-- Supplied material follows --

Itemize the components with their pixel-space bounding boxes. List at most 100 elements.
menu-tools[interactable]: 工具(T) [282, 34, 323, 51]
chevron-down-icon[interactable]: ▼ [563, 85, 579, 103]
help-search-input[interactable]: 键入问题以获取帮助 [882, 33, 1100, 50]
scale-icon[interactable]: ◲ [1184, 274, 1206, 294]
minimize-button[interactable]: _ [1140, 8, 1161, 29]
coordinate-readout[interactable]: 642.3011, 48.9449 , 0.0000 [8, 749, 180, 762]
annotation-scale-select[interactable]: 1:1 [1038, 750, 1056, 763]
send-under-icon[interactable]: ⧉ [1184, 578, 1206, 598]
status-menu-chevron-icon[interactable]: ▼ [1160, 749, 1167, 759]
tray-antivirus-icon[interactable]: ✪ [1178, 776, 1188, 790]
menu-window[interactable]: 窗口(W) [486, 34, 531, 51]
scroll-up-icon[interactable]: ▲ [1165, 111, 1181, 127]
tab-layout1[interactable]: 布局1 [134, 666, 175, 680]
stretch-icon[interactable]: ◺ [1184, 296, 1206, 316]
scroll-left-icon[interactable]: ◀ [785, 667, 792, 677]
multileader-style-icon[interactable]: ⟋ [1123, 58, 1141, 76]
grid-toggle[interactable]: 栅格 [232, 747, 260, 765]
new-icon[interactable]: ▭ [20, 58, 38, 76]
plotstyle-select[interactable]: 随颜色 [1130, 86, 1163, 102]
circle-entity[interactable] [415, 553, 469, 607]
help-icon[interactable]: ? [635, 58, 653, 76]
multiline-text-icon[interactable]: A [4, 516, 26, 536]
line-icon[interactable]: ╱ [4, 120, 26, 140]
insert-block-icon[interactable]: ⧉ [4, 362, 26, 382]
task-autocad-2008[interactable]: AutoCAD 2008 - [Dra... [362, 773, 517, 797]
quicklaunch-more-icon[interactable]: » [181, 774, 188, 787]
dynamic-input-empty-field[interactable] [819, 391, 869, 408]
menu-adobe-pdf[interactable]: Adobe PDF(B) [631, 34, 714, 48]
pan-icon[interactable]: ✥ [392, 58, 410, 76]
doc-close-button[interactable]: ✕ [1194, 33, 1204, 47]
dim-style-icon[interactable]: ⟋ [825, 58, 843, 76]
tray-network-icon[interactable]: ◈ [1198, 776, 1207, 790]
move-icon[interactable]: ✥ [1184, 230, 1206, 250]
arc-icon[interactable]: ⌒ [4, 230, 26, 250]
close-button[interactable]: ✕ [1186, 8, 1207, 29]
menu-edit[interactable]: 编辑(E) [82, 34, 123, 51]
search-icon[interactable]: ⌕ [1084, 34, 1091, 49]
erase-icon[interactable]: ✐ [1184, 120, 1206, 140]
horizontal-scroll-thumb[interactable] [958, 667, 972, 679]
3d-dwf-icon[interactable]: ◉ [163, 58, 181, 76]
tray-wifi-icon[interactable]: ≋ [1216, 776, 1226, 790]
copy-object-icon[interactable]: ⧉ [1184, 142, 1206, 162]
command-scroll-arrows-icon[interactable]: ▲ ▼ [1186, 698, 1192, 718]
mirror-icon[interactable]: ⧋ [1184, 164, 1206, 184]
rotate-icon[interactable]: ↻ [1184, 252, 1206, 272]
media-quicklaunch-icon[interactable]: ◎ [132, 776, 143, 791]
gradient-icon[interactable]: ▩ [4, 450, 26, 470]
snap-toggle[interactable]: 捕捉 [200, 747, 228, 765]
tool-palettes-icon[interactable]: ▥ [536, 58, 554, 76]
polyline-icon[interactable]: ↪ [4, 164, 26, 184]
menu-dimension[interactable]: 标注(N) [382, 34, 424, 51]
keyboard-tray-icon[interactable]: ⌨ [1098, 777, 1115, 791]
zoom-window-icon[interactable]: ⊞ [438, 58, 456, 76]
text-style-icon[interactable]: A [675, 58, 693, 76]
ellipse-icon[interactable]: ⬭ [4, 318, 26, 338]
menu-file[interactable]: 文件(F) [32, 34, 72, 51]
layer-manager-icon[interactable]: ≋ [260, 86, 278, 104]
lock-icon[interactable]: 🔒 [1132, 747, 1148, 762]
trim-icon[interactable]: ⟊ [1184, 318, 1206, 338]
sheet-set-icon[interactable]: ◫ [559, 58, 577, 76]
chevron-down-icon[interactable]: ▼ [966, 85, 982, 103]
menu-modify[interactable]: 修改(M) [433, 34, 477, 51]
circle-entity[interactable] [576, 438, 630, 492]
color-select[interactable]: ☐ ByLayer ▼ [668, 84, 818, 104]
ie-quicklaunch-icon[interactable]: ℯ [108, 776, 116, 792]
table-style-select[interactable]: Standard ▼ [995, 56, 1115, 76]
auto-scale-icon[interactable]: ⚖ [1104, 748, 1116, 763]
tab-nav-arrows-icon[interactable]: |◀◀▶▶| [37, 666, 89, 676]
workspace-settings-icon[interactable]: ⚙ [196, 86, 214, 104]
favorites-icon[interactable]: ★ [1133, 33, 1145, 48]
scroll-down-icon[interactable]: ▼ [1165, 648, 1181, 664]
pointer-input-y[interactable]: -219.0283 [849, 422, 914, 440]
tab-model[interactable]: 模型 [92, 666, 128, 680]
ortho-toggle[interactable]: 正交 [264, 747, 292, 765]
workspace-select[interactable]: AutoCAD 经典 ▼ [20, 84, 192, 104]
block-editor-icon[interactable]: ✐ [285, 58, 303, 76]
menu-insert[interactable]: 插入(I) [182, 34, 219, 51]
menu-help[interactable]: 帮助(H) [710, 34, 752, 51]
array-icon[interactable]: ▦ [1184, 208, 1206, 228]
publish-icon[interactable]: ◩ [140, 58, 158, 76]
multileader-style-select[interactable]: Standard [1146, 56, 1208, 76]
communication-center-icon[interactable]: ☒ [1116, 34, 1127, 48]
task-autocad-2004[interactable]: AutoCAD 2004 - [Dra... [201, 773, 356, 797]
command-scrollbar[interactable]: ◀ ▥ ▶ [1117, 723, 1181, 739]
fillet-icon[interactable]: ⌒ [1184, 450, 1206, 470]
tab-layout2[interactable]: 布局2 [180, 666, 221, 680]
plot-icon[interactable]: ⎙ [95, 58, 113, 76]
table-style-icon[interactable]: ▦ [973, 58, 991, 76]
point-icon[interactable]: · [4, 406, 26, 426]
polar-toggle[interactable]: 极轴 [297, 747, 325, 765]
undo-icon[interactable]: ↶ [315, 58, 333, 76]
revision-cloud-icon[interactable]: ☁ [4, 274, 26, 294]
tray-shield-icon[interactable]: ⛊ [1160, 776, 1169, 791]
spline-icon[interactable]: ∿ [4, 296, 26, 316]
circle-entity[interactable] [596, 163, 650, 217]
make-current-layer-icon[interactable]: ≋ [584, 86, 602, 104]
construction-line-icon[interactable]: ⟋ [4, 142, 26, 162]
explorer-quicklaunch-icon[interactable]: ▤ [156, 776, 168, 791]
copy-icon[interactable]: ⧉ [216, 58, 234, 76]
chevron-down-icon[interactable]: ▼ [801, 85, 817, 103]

-- Supplied material concluded --

* Exercise: When you answer, repeat every record exactly, omitting nothing.

* Output of the exercise:
Itemize the components with their pixel-space bounding boxes. List at most 100 elements.
menu-tools[interactable]: 工具(T) [282, 34, 323, 51]
chevron-down-icon[interactable]: ▼ [563, 85, 579, 103]
help-search-input[interactable]: 键入问题以获取帮助 [882, 33, 1100, 50]
scale-icon[interactable]: ◲ [1184, 274, 1206, 294]
minimize-button[interactable]: _ [1140, 8, 1161, 29]
coordinate-readout[interactable]: 642.3011, 48.9449 , 0.0000 [8, 749, 180, 762]
annotation-scale-select[interactable]: 1:1 [1038, 750, 1056, 763]
send-under-icon[interactable]: ⧉ [1184, 578, 1206, 598]
status-menu-chevron-icon[interactable]: ▼ [1160, 749, 1167, 759]
tray-antivirus-icon[interactable]: ✪ [1178, 776, 1188, 790]
menu-window[interactable]: 窗口(W) [486, 34, 531, 51]
scroll-up-icon[interactable]: ▲ [1165, 111, 1181, 127]
tab-layout1[interactable]: 布局1 [134, 666, 175, 680]
stretch-icon[interactable]: ◺ [1184, 296, 1206, 316]
scroll-left-icon[interactable]: ◀ [785, 667, 792, 677]
multileader-style-icon[interactable]: ⟋ [1123, 58, 1141, 76]
grid-toggle[interactable]: 栅格 [232, 747, 260, 765]
new-icon[interactable]: ▭ [20, 58, 38, 76]
plotstyle-select[interactable]: 随颜色 [1130, 86, 1163, 102]
circle-entity[interactable] [415, 553, 469, 607]
help-icon[interactable]: ? [635, 58, 653, 76]
multiline-text-icon[interactable]: A [4, 516, 26, 536]
line-icon[interactable]: ╱ [4, 120, 26, 140]
insert-block-icon[interactable]: ⧉ [4, 362, 26, 382]
task-autocad-2008[interactable]: AutoCAD 2008 - [Dra... [362, 773, 517, 797]
quicklaunch-more-icon[interactable]: » [181, 774, 188, 787]
dynamic-input-empty-field[interactable] [819, 391, 869, 408]
menu-adobe-pdf[interactable]: Adobe PDF(B) [631, 34, 714, 48]
pan-icon[interactable]: ✥ [392, 58, 410, 76]
doc-close-button[interactable]: ✕ [1194, 33, 1204, 47]
dim-style-icon[interactable]: ⟋ [825, 58, 843, 76]
tray-network-icon[interactable]: ◈ [1198, 776, 1207, 790]
move-icon[interactable]: ✥ [1184, 230, 1206, 250]
arc-icon[interactable]: ⌒ [4, 230, 26, 250]
close-button[interactable]: ✕ [1186, 8, 1207, 29]
menu-edit[interactable]: 编辑(E) [82, 34, 123, 51]
search-icon[interactable]: ⌕ [1084, 34, 1091, 49]
erase-icon[interactable]: ✐ [1184, 120, 1206, 140]
horizontal-scroll-thumb[interactable] [958, 667, 972, 679]
3d-dwf-icon[interactable]: ◉ [163, 58, 181, 76]
tray-wifi-icon[interactable]: ≋ [1216, 776, 1226, 790]
copy-object-icon[interactable]: ⧉ [1184, 142, 1206, 162]
command-scroll-arrows-icon[interactable]: ▲ ▼ [1186, 698, 1192, 718]
mirror-icon[interactable]: ⧋ [1184, 164, 1206, 184]
rotate-icon[interactable]: ↻ [1184, 252, 1206, 272]
media-quicklaunch-icon[interactable]: ◎ [132, 776, 143, 791]
gradient-icon[interactable]: ▩ [4, 450, 26, 470]
snap-toggle[interactable]: 捕捉 [200, 747, 228, 765]
tool-palettes-icon[interactable]: ▥ [536, 58, 554, 76]
polyline-icon[interactable]: ↪ [4, 164, 26, 184]
menu-dimension[interactable]: 标注(N) [382, 34, 424, 51]
keyboard-tray-icon[interactable]: ⌨ [1098, 777, 1115, 791]
zoom-window-icon[interactable]: ⊞ [438, 58, 456, 76]
text-style-icon[interactable]: A [675, 58, 693, 76]
ellipse-icon[interactable]: ⬭ [4, 318, 26, 338]
menu-file[interactable]: 文件(F) [32, 34, 72, 51]
layer-manager-icon[interactable]: ≋ [260, 86, 278, 104]
lock-icon[interactable]: 🔒 [1132, 747, 1148, 762]
trim-icon[interactable]: ⟊ [1184, 318, 1206, 338]
sheet-set-icon[interactable]: ◫ [559, 58, 577, 76]
chevron-down-icon[interactable]: ▼ [966, 85, 982, 103]
menu-modify[interactable]: 修改(M) [433, 34, 477, 51]
circle-entity[interactable] [576, 438, 630, 492]
color-select[interactable]: ☐ ByLayer ▼ [668, 84, 818, 104]
ie-quicklaunch-icon[interactable]: ℯ [108, 776, 116, 792]
table-style-select[interactable]: Standard ▼ [995, 56, 1115, 76]
auto-scale-icon[interactable]: ⚖ [1104, 748, 1116, 763]
tab-nav-arrows-icon[interactable]: |◀◀▶▶| [37, 666, 89, 676]
workspace-settings-icon[interactable]: ⚙ [196, 86, 214, 104]
favorites-icon[interactable]: ★ [1133, 33, 1145, 48]
scroll-down-icon[interactable]: ▼ [1165, 648, 1181, 664]
pointer-input-y[interactable]: -219.0283 [849, 422, 914, 440]
tab-model[interactable]: 模型 [92, 666, 128, 680]
ortho-toggle[interactable]: 正交 [264, 747, 292, 765]
workspace-select[interactable]: AutoCAD 经典 ▼ [20, 84, 192, 104]
block-editor-icon[interactable]: ✐ [285, 58, 303, 76]
menu-insert[interactable]: 插入(I) [182, 34, 219, 51]
menu-help[interactable]: 帮助(H) [710, 34, 752, 51]
array-icon[interactable]: ▦ [1184, 208, 1206, 228]
publish-icon[interactable]: ◩ [140, 58, 158, 76]
multileader-style-select[interactable]: Standard [1146, 56, 1208, 76]
communication-center-icon[interactable]: ☒ [1116, 34, 1127, 48]
task-autocad-2004[interactable]: AutoCAD 2004 - [Dra... [201, 773, 356, 797]
command-scrollbar[interactable]: ◀ ▥ ▶ [1117, 723, 1181, 739]
fillet-icon[interactable]: ⌒ [1184, 450, 1206, 470]
tab-layout2[interactable]: 布局2 [180, 666, 221, 680]
plot-icon[interactable]: ⎙ [95, 58, 113, 76]
table-style-icon[interactable]: ▦ [973, 58, 991, 76]
point-icon[interactable]: · [4, 406, 26, 426]
polar-toggle[interactable]: 极轴 [297, 747, 325, 765]
undo-icon[interactable]: ↶ [315, 58, 333, 76]
revision-cloud-icon[interactable]: ☁ [4, 274, 26, 294]
tray-shield-icon[interactable]: ⛊ [1160, 776, 1169, 791]
spline-icon[interactable]: ∿ [4, 296, 26, 316]
circle-entity[interactable] [596, 163, 650, 217]
make-current-layer-icon[interactable]: ≋ [584, 86, 602, 104]
construction-line-icon[interactable]: ⟋ [4, 142, 26, 162]
explorer-quicklaunch-icon[interactable]: ▤ [156, 776, 168, 791]
copy-icon[interactable]: ⧉ [216, 58, 234, 76]
chevron-down-icon[interactable]: ▼ [801, 85, 817, 103]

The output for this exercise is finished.